§ Set exercise: Carry on the interview with Douglas John Hall about the end of Christendom, starting after its final sentence.

§ Document extract:
(begin)
What Time Is It?

Born in 1928, Douglas John Hall grew up in the United Church, studied at Union Theological Seminary in New York City under Paul Tillich and Reinhold Niebuhr, and is professor emeritus at McGill University, Montreal. He is a popular teacher and a familiar name in Presbyterian circles. Many of his books have been reviewed in, and he has been quoted in, many articles in this magazine over the decades; he has taught, preached and lectured at Presbyterian colleges and churches.

Hall made his way to the Presbyterian College, Montreal, one morning to sit in front of a computer screen. Meeting him in that virtual landscape were his former doctoral student, Rev. Dr. Nick Athanasiadis, senior minister at Leaside, Toronto, and Rev. Barry Doner, minister at Wasaga Beach Community, Ont. Doner had studied Hall at Knox College, Toronto.

You can watch a video of this conversation at the bottom of this post.

Nick Athanasiadis: Let us maybe entitle this conversation, “On Being the Church at the End of Christendom.” Maybe this is a mouthful for those who would be listening in on this. And perhaps it’s a mouthful for us as well, but can I ask you to say a little bit about what do we mean when we say Christendom?

Dr. Douglas John Hall: Christendom is not the same thing as saying the Church. It’s not the same thing as saying Christianity. When Jesus said, “I will build my Church on this confession of faith,” he did not say I am to build the Holy Roman Empire. Or he did not say I’m going to build the State Church of Scotland, or of Germany, or of England or whatever. “My Church” did not mean Christendom. Christendom is something that began to come to be in the fourth century.

By the end of the fourth century … Christianity had gone from being a more or less slightly accepted religion, but with very few people, to being the state religion of the Roman Empire. And it has continued that way right up to, I would say, about the 18th or 19th century in Europe. And then Christendom began to disintegrate.

All over the Western world Christianity is being disestablished. In Western Europe it’s pretty well an accomplished thing.

Nick: What does disestablishment mean? For those of us within the church, Barry and I, ministers on the front lines, disestablishment/diminishment is not fun. It’s not easy as we look back, and our congregations look back to the glory days. And they tell us, well, the Sunday school had this many children, and we had so many people in the pews and reporters would come into the church—the big churches, the big pulpits—to hear what the ministers are saying. This is no more. So can this be a good thing?
(end)
Page element annotations:
(begin)
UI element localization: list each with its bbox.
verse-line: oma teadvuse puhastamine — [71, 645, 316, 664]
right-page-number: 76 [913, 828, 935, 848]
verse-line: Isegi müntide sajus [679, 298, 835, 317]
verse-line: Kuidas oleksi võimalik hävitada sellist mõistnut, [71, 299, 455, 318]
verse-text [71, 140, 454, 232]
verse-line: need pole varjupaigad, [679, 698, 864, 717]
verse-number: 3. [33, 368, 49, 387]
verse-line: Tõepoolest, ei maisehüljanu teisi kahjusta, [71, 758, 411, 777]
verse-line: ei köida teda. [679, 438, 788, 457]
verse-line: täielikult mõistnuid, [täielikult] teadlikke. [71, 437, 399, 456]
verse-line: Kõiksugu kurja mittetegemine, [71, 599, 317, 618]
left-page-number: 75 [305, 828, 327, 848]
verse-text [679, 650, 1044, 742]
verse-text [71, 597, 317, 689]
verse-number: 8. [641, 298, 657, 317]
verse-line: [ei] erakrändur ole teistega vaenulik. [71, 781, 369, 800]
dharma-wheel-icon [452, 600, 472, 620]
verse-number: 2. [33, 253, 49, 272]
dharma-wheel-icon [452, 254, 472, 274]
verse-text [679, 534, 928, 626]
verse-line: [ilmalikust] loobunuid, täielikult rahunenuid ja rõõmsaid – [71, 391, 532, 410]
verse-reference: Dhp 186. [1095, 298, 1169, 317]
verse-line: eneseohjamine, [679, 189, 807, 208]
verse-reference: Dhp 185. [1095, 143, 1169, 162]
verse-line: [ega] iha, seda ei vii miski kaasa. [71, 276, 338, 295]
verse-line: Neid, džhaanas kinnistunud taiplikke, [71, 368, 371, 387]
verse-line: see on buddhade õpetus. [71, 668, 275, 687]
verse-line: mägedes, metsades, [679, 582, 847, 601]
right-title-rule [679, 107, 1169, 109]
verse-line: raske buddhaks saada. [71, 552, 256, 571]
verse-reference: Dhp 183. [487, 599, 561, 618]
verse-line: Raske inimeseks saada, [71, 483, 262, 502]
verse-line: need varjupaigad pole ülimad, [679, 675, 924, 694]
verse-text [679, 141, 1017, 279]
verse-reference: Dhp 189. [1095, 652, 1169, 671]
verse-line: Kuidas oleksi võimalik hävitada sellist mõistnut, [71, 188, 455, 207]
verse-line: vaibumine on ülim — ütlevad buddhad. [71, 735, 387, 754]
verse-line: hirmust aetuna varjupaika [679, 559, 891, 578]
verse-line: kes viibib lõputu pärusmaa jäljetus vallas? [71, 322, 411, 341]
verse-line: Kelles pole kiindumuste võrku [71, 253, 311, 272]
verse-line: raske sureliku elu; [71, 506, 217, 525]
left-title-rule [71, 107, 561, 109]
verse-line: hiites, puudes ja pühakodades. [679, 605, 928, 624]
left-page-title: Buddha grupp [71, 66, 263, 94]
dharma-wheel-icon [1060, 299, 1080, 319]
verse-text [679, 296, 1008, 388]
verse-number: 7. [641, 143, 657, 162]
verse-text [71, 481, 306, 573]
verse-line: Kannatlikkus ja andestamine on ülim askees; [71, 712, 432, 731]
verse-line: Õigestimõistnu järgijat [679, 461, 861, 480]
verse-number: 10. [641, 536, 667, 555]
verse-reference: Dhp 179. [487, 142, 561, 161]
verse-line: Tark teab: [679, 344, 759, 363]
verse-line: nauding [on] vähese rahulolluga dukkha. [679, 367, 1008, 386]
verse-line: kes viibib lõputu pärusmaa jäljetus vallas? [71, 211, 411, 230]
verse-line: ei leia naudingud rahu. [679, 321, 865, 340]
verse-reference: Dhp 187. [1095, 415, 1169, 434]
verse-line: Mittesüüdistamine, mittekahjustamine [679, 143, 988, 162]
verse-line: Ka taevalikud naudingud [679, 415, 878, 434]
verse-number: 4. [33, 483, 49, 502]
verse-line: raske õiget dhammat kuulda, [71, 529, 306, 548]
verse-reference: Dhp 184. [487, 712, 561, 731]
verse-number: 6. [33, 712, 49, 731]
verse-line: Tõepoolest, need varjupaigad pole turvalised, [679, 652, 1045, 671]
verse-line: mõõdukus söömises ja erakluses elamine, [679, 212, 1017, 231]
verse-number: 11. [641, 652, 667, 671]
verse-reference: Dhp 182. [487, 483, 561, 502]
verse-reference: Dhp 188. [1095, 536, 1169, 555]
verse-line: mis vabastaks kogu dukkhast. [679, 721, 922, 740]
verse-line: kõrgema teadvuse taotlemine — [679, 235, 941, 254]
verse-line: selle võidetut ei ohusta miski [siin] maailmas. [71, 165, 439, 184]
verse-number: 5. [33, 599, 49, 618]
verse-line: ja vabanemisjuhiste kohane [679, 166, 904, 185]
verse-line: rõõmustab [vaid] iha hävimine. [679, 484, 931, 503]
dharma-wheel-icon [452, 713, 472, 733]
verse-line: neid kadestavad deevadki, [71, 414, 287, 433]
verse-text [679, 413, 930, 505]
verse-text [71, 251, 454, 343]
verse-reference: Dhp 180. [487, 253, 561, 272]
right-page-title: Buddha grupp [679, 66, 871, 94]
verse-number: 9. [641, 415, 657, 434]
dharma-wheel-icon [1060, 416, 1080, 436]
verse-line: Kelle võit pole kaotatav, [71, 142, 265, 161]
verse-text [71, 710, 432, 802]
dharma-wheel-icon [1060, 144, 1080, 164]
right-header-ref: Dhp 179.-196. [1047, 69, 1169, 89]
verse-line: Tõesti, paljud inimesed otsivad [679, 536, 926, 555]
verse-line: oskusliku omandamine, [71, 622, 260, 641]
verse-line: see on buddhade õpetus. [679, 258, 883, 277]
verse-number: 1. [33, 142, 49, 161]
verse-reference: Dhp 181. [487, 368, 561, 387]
(end)
§ Task answer:
Dr. Hall: It’s a painful thing, certainly.

You have to start asking yourself how does the message of the church differ from the message [of our culture]? For instance, our culture says the road to success is technological mastery. If I learn how to use the machines I will have power. Well, is the getting of power the main thing in life? What does it mean finally?

Nick: We as ministers coming out of seminary, I don’t think, are being trained to lead disestablished churches. I think we’re still being trained to lead established churches. And I think maybe even a seminary needs to learn disestablishment. And if that’s the case, what does that look like?

Dr. Hall: It has to go on. I am still being educated as a Christian at 86. I know now how little I know. I’m not just being modest. I really mean that. I feel very stupid.

The process that should start in seminary, in my opinion, consists of two main parts. We could put them in terms of two questions. First, what is the nature of the context, the culture, in which we live? What time is it? What is it like being a 21st – century people? What’s the message we’re getting from mother culture through the media, through the movies, through the advertisements? What is the message? Who are we, Canadians of the 21st century, for example? What is going on with us? We’re different from the ancient Romans. We’re different from the medieval people. What’s our problem? What is our main anxiety?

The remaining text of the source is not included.